• Task brief:
Recast every line of the data below as a Markdown table with two columns, Row for the line's number and Line for its text. Skip any blank lines.
* START *
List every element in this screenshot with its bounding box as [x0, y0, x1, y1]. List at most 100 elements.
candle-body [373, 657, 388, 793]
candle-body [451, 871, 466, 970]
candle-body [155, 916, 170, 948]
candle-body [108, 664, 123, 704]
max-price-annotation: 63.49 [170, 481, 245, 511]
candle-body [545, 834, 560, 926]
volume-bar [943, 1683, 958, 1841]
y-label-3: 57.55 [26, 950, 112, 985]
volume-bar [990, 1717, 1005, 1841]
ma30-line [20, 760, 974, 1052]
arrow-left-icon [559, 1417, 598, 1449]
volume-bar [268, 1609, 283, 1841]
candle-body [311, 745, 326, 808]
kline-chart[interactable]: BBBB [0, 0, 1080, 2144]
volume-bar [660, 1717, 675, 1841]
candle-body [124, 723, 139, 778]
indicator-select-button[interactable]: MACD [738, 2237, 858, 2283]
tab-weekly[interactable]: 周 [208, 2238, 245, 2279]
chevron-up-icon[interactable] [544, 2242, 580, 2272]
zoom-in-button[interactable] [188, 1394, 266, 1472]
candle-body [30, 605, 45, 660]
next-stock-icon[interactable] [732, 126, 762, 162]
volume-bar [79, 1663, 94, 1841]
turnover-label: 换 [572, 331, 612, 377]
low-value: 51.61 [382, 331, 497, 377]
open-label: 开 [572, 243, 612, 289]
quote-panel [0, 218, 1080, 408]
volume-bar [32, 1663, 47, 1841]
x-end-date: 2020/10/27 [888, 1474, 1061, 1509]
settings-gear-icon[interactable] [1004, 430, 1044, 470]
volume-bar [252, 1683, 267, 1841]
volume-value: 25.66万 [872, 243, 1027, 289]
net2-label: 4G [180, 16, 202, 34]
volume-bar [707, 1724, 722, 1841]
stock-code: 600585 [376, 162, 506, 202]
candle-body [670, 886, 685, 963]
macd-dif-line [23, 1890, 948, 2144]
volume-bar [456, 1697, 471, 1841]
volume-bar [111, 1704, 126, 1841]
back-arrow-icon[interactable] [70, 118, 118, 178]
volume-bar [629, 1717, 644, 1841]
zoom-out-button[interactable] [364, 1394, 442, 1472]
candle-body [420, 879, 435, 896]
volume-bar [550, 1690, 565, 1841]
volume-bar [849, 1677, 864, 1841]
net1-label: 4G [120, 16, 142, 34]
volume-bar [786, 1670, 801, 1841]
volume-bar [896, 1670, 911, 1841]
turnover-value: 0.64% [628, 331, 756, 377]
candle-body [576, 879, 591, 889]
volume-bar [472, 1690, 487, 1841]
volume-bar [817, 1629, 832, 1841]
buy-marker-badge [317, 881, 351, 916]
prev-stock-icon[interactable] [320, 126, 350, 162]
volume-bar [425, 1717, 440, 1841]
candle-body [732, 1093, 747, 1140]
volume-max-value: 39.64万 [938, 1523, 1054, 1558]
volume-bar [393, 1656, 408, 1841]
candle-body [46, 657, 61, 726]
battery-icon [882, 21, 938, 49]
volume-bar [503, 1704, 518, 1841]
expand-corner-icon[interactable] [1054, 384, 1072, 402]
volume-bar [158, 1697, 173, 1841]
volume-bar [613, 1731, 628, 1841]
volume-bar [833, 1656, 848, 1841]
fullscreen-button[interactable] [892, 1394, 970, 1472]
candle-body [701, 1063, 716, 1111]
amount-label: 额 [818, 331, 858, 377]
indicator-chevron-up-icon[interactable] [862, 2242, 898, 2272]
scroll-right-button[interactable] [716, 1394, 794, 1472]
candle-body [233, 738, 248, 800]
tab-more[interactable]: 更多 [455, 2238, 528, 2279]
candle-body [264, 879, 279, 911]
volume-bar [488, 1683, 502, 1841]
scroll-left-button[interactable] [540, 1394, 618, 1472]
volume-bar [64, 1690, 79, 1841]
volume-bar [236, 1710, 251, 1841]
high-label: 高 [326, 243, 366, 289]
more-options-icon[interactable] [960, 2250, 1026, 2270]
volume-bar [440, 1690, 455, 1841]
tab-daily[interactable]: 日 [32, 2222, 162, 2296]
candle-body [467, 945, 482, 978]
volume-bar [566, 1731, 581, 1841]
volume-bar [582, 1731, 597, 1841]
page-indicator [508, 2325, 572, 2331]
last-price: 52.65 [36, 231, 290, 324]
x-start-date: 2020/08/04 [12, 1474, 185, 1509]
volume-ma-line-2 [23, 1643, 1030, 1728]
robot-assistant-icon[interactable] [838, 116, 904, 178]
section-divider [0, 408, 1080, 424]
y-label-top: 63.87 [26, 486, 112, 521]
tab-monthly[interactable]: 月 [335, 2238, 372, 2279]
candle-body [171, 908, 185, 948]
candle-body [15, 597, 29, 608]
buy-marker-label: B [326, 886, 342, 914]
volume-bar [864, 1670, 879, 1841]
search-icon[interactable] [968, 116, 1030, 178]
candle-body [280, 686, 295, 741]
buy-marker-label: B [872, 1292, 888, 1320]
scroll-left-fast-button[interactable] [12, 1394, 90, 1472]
* END *
• Output of the exercise:
| Row | Line |
|---|---|
| 1 | List every element in this screenshot with its bounding box as [x0, y0, x1, y1]. List at most 100 elements. |
| 2 | candle-body [373, 657, 388, 793] |
| 3 | candle-body [451, 871, 466, 970] |
| 4 | candle-body [155, 916, 170, 948] |
| 5 | candle-body [108, 664, 123, 704] |
| 6 | max-price-annotation: 63.49 [170, 481, 245, 511] |
| 7 | candle-body [545, 834, 560, 926] |
| 8 | volume-bar [943, 1683, 958, 1841] |
| 9 | y-label-3: 57.55 [26, 950, 112, 985] |
| 10 | volume-bar [990, 1717, 1005, 1841] |
| 11 | ma30-line [20, 760, 974, 1052] |
| 12 | arrow-left-icon [559, 1417, 598, 1449] |
| 13 | volume-bar [268, 1609, 283, 1841] |
| 14 | candle-body [311, 745, 326, 808] |
| 15 | kline-chart[interactable]: BBBB [0, 0, 1080, 2144] |
| 16 | volume-bar [660, 1717, 675, 1841] |
| 17 | candle-body [124, 723, 139, 778] |
| 18 | indicator-select-button[interactable]: MACD [738, 2237, 858, 2283] |
| 19 | tab-weekly[interactable]: 周 [208, 2238, 245, 2279] |
| 20 | chevron-up-icon[interactable] [544, 2242, 580, 2272] |
| 21 | zoom-in-button[interactable] [188, 1394, 266, 1472] |
| 22 | candle-body [30, 605, 45, 660] |
| 23 | next-stock-icon[interactable] [732, 126, 762, 162] |
| 24 | volume-bar [79, 1663, 94, 1841] |
| 25 | turnover-label: 换 [572, 331, 612, 377] |
| 26 | low-value: 51.61 [382, 331, 497, 377] |
| 27 | open-label: 开 [572, 243, 612, 289] |
| 28 | quote-panel [0, 218, 1080, 408] |
| 29 | volume-bar [32, 1663, 47, 1841] |
| 30 | x-end-date: 2020/10/27 [888, 1474, 1061, 1509] |
| 31 | settings-gear-icon[interactable] [1004, 430, 1044, 470] |
| 32 | volume-bar [252, 1683, 267, 1841] |
| 33 | volume-value: 25.66万 [872, 243, 1027, 289] |
| 34 | net2-label: 4G [180, 16, 202, 34] |
| 35 | volume-bar [707, 1724, 722, 1841] |
| 36 | stock-code: 600585 [376, 162, 506, 202] |
| 37 | candle-body [670, 886, 685, 963] |
| 38 | macd-dif-line [23, 1890, 948, 2144] |
| 39 | volume-bar [456, 1697, 471, 1841] |
| 40 | volume-bar [111, 1704, 126, 1841] |
| 41 | back-arrow-icon[interactable] [70, 118, 118, 178] |
| 42 | volume-bar [629, 1717, 644, 1841] |
| 43 | zoom-out-button[interactable] [364, 1394, 442, 1472] |
| 44 | candle-body [420, 879, 435, 896] |
| 45 | volume-bar [550, 1690, 565, 1841] |
| 46 | volume-bar [849, 1677, 864, 1841] |
| 47 | net1-label: 4G [120, 16, 142, 34] |
| 48 | volume-bar [786, 1670, 801, 1841] |
| 49 | volume-bar [896, 1670, 911, 1841] |
| 50 | turnover-value: 0.64% [628, 331, 756, 377] |
| 51 | candle-body [576, 879, 591, 889] |
| 52 | volume-bar [472, 1690, 487, 1841] |
| 53 | volume-bar [817, 1629, 832, 1841] |
| 54 | buy-marker-badge [317, 881, 351, 916] |
| 55 | prev-stock-icon[interactable] [320, 126, 350, 162] |
| 56 | volume-bar [425, 1717, 440, 1841] |
| 57 | candle-body [732, 1093, 747, 1140] |
| 58 | volume-max-value: 39.64万 [938, 1523, 1054, 1558] |
| 59 | volume-bar [393, 1656, 408, 1841] |
| 60 | candle-body [46, 657, 61, 726] |
| 61 | battery-icon [882, 21, 938, 49] |
| 62 | volume-bar [503, 1704, 518, 1841] |
| 63 | expand-corner-icon[interactable] [1054, 384, 1072, 402] |
| 64 | volume-bar [158, 1697, 173, 1841] |
| 65 | volume-bar [613, 1731, 628, 1841] |
| 66 | volume-bar [833, 1656, 848, 1841] |
| 67 | fullscreen-button[interactable] [892, 1394, 970, 1472] |
| 68 | candle-body [701, 1063, 716, 1111] |
| 69 | amount-label: 额 [818, 331, 858, 377] |
| 70 | indicator-chevron-up-icon[interactable] [862, 2242, 898, 2272] |
| 71 | scroll-right-button[interactable] [716, 1394, 794, 1472] |
| 72 | candle-body [233, 738, 248, 800] |
| 73 | tab-more[interactable]: 更多 [455, 2238, 528, 2279] |
| 74 | candle-body [264, 879, 279, 911] |
| 75 | volume-bar [488, 1683, 502, 1841] |
| 76 | scroll-left-button[interactable] [540, 1394, 618, 1472] |
| 77 | volume-bar [64, 1690, 79, 1841] |
| 78 | volume-bar [236, 1710, 251, 1841] |
| 79 | high-label: 高 [326, 243, 366, 289] |
| 80 | more-options-icon[interactable] [960, 2250, 1026, 2270] |
| 81 | volume-bar [440, 1690, 455, 1841] |
| 82 | tab-daily[interactable]: 日 [32, 2222, 162, 2296] |
| 83 | candle-body [467, 945, 482, 978] |
| 84 | volume-bar [566, 1731, 581, 1841] |
| 85 | volume-bar [582, 1731, 597, 1841] |
| 86 | page-indicator [508, 2325, 572, 2331] |
| 87 | last-price: 52.65 [36, 231, 290, 324] |
| 88 | x-start-date: 2020/08/04 [12, 1474, 185, 1509] |
| 89 | volume-ma-line-2 [23, 1643, 1030, 1728] |
| 90 | robot-assistant-icon[interactable] [838, 116, 904, 178] |
| 91 | section-divider [0, 408, 1080, 424] |
| 92 | y-label-top: 63.87 [26, 486, 112, 521] |
| 93 | tab-monthly[interactable]: 月 [335, 2238, 372, 2279] |
| 94 | candle-body [171, 908, 185, 948] |
| 95 | candle-body [15, 597, 29, 608] |
| 96 | buy-marker-label: B [326, 886, 342, 914] |
| 97 | volume-bar [864, 1670, 879, 1841] |
| 98 | search-icon[interactable] [968, 116, 1030, 178] |
| 99 | candle-body [280, 686, 295, 741] |
| 100 | buy-marker-label: B [872, 1292, 888, 1320] |
| 101 | scroll-left-fast-button[interactable] [12, 1394, 90, 1472] |